Records from a data collection
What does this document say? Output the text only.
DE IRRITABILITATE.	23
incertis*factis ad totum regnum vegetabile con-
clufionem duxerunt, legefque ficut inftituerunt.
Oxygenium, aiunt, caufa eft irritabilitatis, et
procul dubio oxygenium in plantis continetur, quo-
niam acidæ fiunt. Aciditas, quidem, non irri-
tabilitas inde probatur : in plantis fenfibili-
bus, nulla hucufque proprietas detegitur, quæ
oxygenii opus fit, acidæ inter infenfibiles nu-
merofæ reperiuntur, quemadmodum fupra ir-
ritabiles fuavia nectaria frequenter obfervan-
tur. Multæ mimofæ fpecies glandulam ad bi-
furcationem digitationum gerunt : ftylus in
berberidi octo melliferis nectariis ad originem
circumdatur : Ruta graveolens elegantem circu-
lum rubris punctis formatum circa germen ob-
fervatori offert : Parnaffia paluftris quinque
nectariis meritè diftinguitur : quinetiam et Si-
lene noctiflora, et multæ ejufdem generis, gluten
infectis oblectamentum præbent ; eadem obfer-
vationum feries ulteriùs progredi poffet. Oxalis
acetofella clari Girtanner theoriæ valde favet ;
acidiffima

→ **Work required**
Gather all the lines that include the word "plantis" and copy them out.

→ **Written answer**
procul dubio oxygenium in plantis continetur, quo-
tabilitas inde probatur : in plantis fenfibili-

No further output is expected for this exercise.